Reproduce every line of the records below word for word, with no changes.

______

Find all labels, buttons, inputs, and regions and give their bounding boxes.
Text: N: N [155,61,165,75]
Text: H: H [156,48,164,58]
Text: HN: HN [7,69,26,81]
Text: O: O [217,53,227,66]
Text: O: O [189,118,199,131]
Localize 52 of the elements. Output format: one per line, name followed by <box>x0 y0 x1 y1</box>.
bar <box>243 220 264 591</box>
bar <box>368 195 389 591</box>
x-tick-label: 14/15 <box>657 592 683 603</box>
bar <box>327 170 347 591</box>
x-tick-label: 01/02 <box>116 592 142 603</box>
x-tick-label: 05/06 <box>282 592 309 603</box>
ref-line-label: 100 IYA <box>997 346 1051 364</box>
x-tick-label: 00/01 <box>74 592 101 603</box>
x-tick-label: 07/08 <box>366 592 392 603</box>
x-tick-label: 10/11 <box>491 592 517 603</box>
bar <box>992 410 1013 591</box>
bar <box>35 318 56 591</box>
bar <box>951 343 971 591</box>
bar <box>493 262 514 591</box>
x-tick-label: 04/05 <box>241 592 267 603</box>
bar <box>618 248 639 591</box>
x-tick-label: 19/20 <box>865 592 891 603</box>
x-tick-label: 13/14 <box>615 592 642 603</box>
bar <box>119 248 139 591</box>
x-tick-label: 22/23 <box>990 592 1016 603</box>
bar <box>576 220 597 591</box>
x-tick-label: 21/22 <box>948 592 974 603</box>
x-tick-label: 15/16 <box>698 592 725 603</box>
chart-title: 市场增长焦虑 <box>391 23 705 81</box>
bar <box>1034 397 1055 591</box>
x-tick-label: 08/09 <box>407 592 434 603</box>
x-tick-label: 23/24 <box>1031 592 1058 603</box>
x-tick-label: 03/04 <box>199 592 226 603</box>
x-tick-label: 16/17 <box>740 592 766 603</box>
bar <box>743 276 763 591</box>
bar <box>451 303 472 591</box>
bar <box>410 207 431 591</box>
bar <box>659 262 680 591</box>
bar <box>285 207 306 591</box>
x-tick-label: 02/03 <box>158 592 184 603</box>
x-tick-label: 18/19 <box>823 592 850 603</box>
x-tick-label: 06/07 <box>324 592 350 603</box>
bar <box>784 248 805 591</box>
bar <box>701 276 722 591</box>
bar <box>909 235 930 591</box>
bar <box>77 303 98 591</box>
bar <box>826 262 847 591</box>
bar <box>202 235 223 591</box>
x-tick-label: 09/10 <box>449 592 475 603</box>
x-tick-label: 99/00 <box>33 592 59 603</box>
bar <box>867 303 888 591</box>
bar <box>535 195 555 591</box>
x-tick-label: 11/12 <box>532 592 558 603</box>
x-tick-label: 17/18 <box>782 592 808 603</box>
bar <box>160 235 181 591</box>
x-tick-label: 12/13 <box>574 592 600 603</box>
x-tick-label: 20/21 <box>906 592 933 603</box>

______

#### Task result
Find all labels, buttons, inputs, and regions and give their bounding boxes.
Text: N: N [155,61,165,75]
Text: H: H [156,48,164,58]
Text: HN: HN [7,69,26,81]
Text: O: O [217,53,227,66]
Text: O: O [189,118,199,131]
Localize 52 of the elements. Output format: one per line, name followed by <box>x0 y0 x1 y1</box>.
bar <box>243 220 264 591</box>
bar <box>368 195 389 591</box>
x-tick-label: 14/15 <box>657 592 683 603</box>
bar <box>327 170 347 591</box>
x-tick-label: 01/02 <box>116 592 142 603</box>
x-tick-label: 05/06 <box>282 592 309 603</box>
ref-line-label: 100 IYA <box>997 346 1051 364</box>
x-tick-label: 00/01 <box>74 592 101 603</box>
x-tick-label: 07/08 <box>366 592 392 603</box>
x-tick-label: 10/11 <box>491 592 517 603</box>
bar <box>992 410 1013 591</box>
bar <box>35 318 56 591</box>
bar <box>951 343 971 591</box>
bar <box>493 262 514 591</box>
x-tick-label: 04/05 <box>241 592 267 603</box>
bar <box>618 248 639 591</box>
x-tick-label: 19/20 <box>865 592 891 603</box>
x-tick-label: 13/14 <box>615 592 642 603</box>
bar <box>119 248 139 591</box>
x-tick-label: 22/23 <box>990 592 1016 603</box>
bar <box>576 220 597 591</box>
x-tick-label: 21/22 <box>948 592 974 603</box>
x-tick-label: 15/16 <box>698 592 725 603</box>
chart-title: 市场增长焦虑 <box>391 23 705 81</box>
bar <box>1034 397 1055 591</box>
x-tick-label: 08/09 <box>407 592 434 603</box>
x-tick-label: 23/24 <box>1031 592 1058 603</box>
x-tick-label: 03/04 <box>199 592 226 603</box>
x-tick-label: 16/17 <box>740 592 766 603</box>
bar <box>743 276 763 591</box>
bar <box>451 303 472 591</box>
bar <box>410 207 431 591</box>
bar <box>659 262 680 591</box>
bar <box>285 207 306 591</box>
x-tick-label: 02/03 <box>158 592 184 603</box>
x-tick-label: 18/19 <box>823 592 850 603</box>
x-tick-label: 06/07 <box>324 592 350 603</box>
bar <box>784 248 805 591</box>
bar <box>701 276 722 591</box>
bar <box>909 235 930 591</box>
bar <box>77 303 98 591</box>
bar <box>826 262 847 591</box>
bar <box>202 235 223 591</box>
x-tick-label: 09/10 <box>449 592 475 603</box>
x-tick-label: 99/00 <box>33 592 59 603</box>
bar <box>867 303 888 591</box>
bar <box>535 195 555 591</box>
x-tick-label: 11/12 <box>532 592 558 603</box>
x-tick-label: 17/18 <box>782 592 808 603</box>
bar <box>160 235 181 591</box>
x-tick-label: 12/13 <box>574 592 600 603</box>
x-tick-label: 20/21 <box>906 592 933 603</box>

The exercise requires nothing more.